Stored entries:
## Begin

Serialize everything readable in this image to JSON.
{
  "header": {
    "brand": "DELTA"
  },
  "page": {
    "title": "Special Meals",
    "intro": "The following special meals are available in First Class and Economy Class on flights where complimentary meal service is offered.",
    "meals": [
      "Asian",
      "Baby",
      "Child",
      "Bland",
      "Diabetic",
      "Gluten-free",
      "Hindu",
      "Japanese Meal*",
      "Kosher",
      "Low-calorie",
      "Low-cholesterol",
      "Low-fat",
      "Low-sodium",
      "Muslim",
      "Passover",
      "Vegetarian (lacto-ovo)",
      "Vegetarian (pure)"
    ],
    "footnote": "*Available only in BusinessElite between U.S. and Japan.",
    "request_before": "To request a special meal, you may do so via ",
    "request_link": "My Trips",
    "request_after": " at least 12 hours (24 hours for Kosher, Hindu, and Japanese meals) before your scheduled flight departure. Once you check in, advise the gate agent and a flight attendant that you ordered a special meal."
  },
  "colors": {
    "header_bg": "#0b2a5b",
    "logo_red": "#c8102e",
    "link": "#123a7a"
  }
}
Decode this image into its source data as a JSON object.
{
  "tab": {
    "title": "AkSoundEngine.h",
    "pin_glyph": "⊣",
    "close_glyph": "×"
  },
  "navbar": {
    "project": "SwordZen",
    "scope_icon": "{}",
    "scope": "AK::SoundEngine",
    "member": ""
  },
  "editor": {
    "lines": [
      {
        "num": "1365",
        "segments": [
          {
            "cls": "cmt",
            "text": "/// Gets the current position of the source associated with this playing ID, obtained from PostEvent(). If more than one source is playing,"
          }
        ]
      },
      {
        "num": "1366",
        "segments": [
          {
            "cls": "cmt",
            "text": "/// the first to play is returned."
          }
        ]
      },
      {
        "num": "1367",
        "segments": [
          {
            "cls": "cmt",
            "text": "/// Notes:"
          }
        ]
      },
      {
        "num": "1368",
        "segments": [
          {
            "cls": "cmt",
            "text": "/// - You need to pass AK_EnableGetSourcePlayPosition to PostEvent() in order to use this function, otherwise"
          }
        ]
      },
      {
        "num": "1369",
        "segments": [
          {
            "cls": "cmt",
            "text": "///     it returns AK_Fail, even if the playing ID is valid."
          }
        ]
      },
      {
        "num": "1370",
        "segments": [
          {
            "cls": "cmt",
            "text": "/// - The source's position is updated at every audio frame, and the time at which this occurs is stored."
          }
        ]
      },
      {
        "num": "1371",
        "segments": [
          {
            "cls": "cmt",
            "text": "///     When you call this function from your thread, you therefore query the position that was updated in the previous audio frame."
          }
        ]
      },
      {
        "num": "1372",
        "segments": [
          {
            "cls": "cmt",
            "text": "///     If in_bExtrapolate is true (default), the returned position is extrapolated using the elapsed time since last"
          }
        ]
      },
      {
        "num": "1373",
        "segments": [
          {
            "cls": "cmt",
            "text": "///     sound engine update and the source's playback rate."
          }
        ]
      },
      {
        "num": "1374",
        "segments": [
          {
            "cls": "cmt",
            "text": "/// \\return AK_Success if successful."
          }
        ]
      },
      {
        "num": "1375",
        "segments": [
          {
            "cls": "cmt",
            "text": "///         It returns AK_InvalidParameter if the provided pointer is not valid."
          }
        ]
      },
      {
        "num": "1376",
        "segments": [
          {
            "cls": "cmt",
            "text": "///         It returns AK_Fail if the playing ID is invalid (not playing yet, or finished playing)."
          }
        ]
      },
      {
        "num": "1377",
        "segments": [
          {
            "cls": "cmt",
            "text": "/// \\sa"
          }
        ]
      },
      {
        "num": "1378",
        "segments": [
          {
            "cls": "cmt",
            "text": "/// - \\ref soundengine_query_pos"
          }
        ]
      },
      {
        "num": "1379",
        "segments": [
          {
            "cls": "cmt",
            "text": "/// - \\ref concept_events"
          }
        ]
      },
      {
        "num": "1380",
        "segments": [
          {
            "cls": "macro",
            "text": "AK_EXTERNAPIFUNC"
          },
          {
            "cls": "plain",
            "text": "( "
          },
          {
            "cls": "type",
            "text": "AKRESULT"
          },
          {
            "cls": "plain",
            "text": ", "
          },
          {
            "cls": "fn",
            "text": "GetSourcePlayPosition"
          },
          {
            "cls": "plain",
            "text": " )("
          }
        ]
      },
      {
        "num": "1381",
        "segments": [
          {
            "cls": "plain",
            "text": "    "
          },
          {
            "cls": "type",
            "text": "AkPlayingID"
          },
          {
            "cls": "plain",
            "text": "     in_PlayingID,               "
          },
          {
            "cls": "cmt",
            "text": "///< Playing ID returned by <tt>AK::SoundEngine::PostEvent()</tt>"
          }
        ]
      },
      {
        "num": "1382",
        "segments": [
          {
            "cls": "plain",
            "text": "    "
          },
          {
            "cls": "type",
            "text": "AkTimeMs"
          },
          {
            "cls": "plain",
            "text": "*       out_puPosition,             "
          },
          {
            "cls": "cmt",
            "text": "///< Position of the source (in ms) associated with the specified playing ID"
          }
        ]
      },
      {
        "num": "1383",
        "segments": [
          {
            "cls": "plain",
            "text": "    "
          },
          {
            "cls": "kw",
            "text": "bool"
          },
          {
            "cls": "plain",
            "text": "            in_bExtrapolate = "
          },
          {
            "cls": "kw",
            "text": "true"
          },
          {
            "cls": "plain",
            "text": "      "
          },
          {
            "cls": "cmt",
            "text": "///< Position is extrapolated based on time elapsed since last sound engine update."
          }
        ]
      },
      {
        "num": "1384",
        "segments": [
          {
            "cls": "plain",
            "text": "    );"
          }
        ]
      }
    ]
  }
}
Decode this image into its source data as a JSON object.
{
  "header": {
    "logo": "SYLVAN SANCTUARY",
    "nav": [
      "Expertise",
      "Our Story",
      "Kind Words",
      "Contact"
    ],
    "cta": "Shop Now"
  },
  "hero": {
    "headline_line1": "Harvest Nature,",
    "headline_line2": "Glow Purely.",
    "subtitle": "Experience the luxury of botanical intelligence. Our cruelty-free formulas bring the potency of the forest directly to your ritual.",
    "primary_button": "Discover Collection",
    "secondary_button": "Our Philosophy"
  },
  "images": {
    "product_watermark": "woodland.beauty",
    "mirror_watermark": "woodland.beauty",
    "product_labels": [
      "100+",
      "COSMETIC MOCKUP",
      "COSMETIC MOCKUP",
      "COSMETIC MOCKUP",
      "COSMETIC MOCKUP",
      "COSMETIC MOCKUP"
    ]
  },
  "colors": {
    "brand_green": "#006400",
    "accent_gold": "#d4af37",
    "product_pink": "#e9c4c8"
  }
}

## End

Write out every entry again exactly, please, with nothing missing.

Serialize everything readable in this image to JSON.
{
  "header": {
    "brand": "DELTA"
  },
  "page": {
    "title": "Special Meals",
    "intro": "The following special meals are available in First Class and Economy Class on flights where complimentary meal service is offered.",
    "meals": [
      "Asian",
      "Baby",
      "Child",
      "Bland",
      "Diabetic",
      "Gluten-free",
      "Hindu",
      "Japanese Meal*",
      "Kosher",
      "Low-calorie",
      "Low-cholesterol",
      "Low-fat",
      "Low-sodium",
      "Muslim",
      "Passover",
      "Vegetarian (lacto-ovo)",
      "Vegetarian (pure)"
    ],
    "footnote": "*Available only in BusinessElite between U.S. and Japan.",
    "request_before": "To request a special meal, you may do so via ",
    "request_link": "My Trips",
    "request_after": " at least 12 hours (24 hours for Kosher, Hindu, and Japanese meals) before your scheduled flight departure. Once you check in, advise the gate agent and a flight attendant that you ordered a special meal."
  },
  "colors": {
    "header_bg": "#0b2a5b",
    "logo_red": "#c8102e",
    "link": "#123a7a"
  }
}
Decode this image into its source data as a JSON object.
{
  "tab": {
    "title": "AkSoundEngine.h",
    "pin_glyph": "⊣",
    "close_glyph": "×"
  },
  "navbar": {
    "project": "SwordZen",
    "scope_icon": "{}",
    "scope": "AK::SoundEngine",
    "member": ""
  },
  "editor": {
    "lines": [
      {
        "num": "1365",
        "segments": [
          {
            "cls": "cmt",
            "text": "/// Gets the current position of the source associated with this playing ID, obtained from PostEvent(). If more than one source is playing,"
          }
        ]
      },
      {
        "num": "1366",
        "segments": [
          {
            "cls": "cmt",
            "text": "/// the first to play is returned."
          }
        ]
      },
      {
        "num": "1367",
        "segments": [
          {
            "cls": "cmt",
            "text": "/// Notes:"
          }
        ]
      },
      {
        "num": "1368",
        "segments": [
          {
            "cls": "cmt",
            "text": "/// - You need to pass AK_EnableGetSourcePlayPosition to PostEvent() in order to use this function, otherwise"
          }
        ]
      },
      {
        "num": "1369",
        "segments": [
          {
            "cls": "cmt",
            "text": "///     it returns AK_Fail, even if the playing ID is valid."
          }
        ]
      },
      {
        "num": "1370",
        "segments": [
          {
            "cls": "cmt",
            "text": "/// - The source's position is updated at every audio frame, and the time at which this occurs is stored."
          }
        ]
      },
      {
        "num": "1371",
        "segments": [
          {
            "cls": "cmt",
            "text": "///     When you call this function from your thread, you therefore query the position that was updated in the previous audio frame."
          }
        ]
      },
      {
        "num": "1372",
        "segments": [
          {
            "cls": "cmt",
            "text": "///     If in_bExtrapolate is true (default), the returned position is extrapolated using the elapsed time since last"
          }
        ]
      },
      {
        "num": "1373",
        "segments": [
          {
            "cls": "cmt",
            "text": "///     sound engine update and the source's playback rate."
          }
        ]
      },
      {
        "num": "1374",
        "segments": [
          {
            "cls": "cmt",
            "text": "/// \\return AK_Success if successful."
          }
        ]
      },
      {
        "num": "1375",
        "segments": [
          {
            "cls": "cmt",
            "text": "///         It returns AK_InvalidParameter if the provided pointer is not valid."
          }
        ]
      },
      {
        "num": "1376",
        "segments": [
          {
            "cls": "cmt",
            "text": "///         It returns AK_Fail if the playing ID is invalid (not playing yet, or finished playing)."
          }
        ]
      },
      {
        "num": "1377",
        "segments": [
          {
            "cls": "cmt",
            "text": "/// \\sa"
          }
        ]
      },
      {
        "num": "1378",
        "segments": [
          {
            "cls": "cmt",
            "text": "/// - \\ref soundengine_query_pos"
          }
        ]
      },
      {
        "num": "1379",
        "segments": [
          {
            "cls": "cmt",
            "text": "/// - \\ref concept_events"
          }
        ]
      },
      {
        "num": "1380",
        "segments": [
          {
            "cls": "macro",
            "text": "AK_EXTERNAPIFUNC"
          },
          {
            "cls": "plain",
            "text": "( "
          },
          {
            "cls": "type",
            "text": "AKRESULT"
          },
          {
            "cls": "plain",
            "text": ", "
          },
          {
            "cls": "fn",
            "text": "GetSourcePlayPosition"
          },
          {
            "cls": "plain",
            "text": " )("
          }
        ]
      },
      {
        "num": "1381",
        "segments": [
          {
            "cls": "plain",
            "text": "    "
          },
          {
            "cls": "type",
            "text": "AkPlayingID"
          },
          {
            "cls": "plain",
            "text": "     in_PlayingID,               "
          },
          {
            "cls": "cmt",
            "text": "///< Playing ID returned by <tt>AK::SoundEngine::PostEvent()</tt>"
          }
        ]
      },
      {
        "num": "1382",
        "segments": [
          {
            "cls": "plain",
            "text": "    "
          },
          {
            "cls": "type",
            "text": "AkTimeMs"
          },
          {
            "cls": "plain",
            "text": "*       out_puPosition,             "
          },
          {
            "cls": "cmt",
            "text": "///< Position of the source (in ms) associated with the specified playing ID"
          }
        ]
      },
      {
        "num": "1383",
        "segments": [
          {
            "cls": "plain",
            "text": "    "
          },
          {
            "cls": "kw",
            "text": "bool"
          },
          {
            "cls": "plain",
            "text": "            in_bExtrapolate = "
          },
          {
            "cls": "kw",
            "text": "true"
          },
          {
            "cls": "plain",
            "text": "      "
          },
          {
            "cls": "cmt",
            "text": "///< Position is extrapolated based on time elapsed since last sound engine update."
          }
        ]
      },
      {
        "num": "1384",
        "segments": [
          {
            "cls": "plain",
            "text": "    );"
          }
        ]
      }
    ]
  }
}
Decode this image into its source data as a JSON object.
{
  "header": {
    "logo": "SYLVAN SANCTUARY",
    "nav": [
      "Expertise",
      "Our Story",
      "Kind Words",
      "Contact"
    ],
    "cta": "Shop Now"
  },
  "hero": {
    "headline_line1": "Harvest Nature,",
    "headline_line2": "Glow Purely.",
    "subtitle": "Experience the luxury of botanical intelligence. Our cruelty-free formulas bring the potency of the forest directly to your ritual.",
    "primary_button": "Discover Collection",
    "secondary_button": "Our Philosophy"
  },
  "images": {
    "product_watermark": "woodland.beauty",
    "mirror_watermark": "woodland.beauty",
    "product_labels": [
      "100+",
      "COSMETIC MOCKUP",
      "COSMETIC MOCKUP",
      "COSMETIC MOCKUP",
      "COSMETIC MOCKUP",
      "COSMETIC MOCKUP"
    ]
  },
  "colors": {
    "brand_green": "#006400",
    "accent_gold": "#d4af37",
    "product_pink": "#e9c4c8"
  }
}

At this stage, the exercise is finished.